## Set problem
Using the material below, work out how many lines contain the word "data". Reply with the number and nothing more.

(Extracted records)
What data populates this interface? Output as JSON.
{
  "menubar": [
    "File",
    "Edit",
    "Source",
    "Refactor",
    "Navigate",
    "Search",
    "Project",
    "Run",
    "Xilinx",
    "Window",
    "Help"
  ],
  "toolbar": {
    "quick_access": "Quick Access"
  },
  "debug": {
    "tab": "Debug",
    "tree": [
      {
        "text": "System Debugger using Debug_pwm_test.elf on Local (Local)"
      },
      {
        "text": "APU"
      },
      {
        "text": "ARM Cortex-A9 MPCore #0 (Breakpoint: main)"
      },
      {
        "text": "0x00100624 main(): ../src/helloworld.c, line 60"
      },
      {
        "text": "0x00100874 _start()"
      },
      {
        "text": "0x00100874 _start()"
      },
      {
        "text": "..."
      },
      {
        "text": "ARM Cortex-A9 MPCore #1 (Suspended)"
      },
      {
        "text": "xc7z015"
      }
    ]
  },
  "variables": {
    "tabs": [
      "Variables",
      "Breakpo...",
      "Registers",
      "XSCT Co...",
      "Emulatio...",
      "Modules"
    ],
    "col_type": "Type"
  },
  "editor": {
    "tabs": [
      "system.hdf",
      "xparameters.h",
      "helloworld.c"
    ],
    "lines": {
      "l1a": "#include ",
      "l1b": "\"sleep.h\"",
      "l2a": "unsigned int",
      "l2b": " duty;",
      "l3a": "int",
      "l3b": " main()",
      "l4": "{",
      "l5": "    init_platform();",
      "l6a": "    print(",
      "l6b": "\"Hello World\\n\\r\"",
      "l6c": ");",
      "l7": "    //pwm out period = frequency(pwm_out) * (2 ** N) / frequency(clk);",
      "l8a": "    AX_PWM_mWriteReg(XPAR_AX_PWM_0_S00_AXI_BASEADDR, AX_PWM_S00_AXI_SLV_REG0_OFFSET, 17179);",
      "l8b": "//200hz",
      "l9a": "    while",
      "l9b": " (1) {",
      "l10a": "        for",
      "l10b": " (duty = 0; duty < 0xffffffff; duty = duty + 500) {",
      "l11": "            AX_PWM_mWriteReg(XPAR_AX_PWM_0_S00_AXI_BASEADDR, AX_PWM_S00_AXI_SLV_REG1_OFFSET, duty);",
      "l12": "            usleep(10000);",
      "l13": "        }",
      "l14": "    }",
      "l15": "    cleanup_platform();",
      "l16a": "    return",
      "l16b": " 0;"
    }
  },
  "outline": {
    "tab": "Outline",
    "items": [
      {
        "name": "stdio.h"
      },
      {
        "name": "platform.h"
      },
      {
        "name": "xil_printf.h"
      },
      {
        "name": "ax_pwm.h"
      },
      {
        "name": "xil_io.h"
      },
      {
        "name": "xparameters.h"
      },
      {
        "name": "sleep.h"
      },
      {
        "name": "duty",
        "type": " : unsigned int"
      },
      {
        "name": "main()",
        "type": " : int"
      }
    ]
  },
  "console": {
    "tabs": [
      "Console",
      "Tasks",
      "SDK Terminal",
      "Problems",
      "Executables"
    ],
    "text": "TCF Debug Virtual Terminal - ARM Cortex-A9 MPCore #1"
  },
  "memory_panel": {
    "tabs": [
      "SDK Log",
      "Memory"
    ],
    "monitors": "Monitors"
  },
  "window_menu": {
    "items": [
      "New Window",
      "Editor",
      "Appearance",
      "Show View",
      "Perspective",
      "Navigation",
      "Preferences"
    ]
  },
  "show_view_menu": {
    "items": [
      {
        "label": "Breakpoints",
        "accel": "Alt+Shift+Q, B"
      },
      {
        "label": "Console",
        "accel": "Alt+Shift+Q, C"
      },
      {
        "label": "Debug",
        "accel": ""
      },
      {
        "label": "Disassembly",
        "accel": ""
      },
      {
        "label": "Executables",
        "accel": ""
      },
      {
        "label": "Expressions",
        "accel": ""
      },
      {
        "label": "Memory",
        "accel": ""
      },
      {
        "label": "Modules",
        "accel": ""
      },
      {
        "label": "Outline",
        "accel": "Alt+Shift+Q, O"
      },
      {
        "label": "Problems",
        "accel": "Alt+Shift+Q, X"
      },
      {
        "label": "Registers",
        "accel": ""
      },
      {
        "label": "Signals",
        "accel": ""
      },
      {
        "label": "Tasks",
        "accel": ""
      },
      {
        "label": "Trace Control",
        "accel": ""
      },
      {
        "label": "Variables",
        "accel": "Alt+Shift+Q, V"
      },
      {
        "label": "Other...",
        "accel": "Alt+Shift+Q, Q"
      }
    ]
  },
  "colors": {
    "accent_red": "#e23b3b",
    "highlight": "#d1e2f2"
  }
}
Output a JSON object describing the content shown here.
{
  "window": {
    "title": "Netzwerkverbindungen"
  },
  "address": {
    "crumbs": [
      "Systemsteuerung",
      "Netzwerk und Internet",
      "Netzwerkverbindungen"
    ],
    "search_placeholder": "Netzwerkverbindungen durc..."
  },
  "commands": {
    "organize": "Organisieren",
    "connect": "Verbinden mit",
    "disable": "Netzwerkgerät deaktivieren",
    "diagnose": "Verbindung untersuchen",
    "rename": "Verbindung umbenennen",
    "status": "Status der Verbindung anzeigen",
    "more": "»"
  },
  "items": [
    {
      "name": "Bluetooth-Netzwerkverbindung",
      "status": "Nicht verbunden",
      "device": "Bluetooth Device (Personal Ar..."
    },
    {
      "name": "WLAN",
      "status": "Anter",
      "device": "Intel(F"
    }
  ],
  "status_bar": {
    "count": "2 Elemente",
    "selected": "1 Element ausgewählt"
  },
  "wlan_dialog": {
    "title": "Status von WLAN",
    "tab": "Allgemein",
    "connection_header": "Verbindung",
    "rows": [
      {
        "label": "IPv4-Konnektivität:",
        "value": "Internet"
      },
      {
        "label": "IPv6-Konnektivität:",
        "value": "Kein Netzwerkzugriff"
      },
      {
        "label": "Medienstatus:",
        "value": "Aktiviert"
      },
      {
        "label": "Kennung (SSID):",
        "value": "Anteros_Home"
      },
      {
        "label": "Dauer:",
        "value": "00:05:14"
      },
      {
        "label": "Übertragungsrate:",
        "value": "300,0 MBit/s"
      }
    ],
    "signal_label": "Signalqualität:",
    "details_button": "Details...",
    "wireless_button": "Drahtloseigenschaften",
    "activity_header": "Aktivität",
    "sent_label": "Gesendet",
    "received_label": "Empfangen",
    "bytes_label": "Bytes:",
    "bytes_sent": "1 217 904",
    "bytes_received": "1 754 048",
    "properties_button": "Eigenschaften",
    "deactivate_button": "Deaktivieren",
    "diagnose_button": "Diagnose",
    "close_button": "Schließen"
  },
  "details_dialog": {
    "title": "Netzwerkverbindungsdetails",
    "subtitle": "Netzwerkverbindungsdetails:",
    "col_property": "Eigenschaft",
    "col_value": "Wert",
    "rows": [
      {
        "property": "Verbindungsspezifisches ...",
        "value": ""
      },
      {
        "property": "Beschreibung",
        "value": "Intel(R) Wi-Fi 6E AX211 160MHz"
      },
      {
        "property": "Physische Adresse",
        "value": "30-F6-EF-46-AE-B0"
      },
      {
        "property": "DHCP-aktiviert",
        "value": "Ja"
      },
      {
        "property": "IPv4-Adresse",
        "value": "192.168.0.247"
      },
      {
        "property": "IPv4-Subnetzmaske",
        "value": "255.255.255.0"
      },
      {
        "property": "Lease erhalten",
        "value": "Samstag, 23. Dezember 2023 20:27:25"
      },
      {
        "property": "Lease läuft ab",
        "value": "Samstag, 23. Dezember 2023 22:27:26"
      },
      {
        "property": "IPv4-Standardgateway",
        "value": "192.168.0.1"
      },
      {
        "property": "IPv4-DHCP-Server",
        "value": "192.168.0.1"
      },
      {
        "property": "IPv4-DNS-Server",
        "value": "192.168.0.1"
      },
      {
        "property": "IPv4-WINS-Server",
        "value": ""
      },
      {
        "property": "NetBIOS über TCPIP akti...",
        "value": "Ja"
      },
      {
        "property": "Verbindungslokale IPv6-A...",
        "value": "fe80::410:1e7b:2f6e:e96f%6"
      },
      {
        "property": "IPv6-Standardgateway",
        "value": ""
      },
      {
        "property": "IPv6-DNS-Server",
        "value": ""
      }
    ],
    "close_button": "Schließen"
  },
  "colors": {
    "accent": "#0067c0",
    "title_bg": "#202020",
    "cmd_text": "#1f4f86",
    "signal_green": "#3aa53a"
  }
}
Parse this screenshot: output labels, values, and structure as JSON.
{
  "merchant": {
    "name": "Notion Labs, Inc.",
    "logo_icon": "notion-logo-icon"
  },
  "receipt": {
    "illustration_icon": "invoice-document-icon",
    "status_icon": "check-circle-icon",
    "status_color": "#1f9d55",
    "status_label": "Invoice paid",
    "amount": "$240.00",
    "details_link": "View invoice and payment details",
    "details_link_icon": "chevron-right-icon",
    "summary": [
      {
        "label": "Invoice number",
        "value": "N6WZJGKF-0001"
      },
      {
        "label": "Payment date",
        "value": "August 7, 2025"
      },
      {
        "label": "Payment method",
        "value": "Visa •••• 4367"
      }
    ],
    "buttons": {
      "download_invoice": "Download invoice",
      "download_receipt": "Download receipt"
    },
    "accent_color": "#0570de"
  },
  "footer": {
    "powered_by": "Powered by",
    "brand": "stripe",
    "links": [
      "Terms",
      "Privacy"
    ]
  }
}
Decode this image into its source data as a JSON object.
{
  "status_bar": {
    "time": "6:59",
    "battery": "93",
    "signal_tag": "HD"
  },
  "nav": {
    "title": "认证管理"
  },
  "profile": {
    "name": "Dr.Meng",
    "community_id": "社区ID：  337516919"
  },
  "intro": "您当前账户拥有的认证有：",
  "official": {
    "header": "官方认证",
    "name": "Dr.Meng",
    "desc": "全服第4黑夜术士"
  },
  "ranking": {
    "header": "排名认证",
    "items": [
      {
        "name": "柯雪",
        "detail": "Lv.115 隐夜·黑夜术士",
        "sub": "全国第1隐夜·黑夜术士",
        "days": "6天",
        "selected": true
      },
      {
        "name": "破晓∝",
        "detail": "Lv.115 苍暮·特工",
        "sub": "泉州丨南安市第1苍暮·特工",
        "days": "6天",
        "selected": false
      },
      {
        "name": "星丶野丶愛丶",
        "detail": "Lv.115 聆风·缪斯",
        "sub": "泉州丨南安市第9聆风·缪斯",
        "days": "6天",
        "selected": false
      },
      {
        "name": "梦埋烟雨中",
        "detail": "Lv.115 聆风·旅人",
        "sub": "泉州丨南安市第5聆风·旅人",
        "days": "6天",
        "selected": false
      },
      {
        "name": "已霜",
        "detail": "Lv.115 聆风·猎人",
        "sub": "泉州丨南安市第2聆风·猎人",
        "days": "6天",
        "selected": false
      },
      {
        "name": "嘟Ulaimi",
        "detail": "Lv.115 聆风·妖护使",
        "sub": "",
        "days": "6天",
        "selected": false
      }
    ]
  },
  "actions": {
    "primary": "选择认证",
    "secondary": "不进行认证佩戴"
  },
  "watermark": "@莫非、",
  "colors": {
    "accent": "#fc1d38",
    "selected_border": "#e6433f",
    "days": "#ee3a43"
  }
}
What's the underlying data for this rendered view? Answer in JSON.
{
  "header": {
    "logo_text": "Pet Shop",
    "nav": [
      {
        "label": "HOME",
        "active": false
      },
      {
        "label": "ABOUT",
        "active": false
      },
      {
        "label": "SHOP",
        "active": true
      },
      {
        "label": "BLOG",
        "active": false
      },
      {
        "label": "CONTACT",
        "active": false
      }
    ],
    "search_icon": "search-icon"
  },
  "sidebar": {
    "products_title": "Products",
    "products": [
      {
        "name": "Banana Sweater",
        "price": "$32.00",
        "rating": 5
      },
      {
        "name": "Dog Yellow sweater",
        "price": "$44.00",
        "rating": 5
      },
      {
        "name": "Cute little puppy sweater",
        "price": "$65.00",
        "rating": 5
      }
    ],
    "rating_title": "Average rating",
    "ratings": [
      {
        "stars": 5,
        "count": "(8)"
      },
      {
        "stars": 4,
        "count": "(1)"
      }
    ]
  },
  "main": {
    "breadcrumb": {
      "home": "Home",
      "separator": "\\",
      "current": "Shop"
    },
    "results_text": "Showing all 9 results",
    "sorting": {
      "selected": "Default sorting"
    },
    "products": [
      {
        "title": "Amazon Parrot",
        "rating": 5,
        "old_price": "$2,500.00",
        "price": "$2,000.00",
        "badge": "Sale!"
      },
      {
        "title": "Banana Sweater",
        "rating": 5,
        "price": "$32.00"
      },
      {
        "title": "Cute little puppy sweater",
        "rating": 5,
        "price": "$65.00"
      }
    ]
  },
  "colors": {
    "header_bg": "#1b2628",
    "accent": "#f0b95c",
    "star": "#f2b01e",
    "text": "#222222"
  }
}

## Solution to this task
3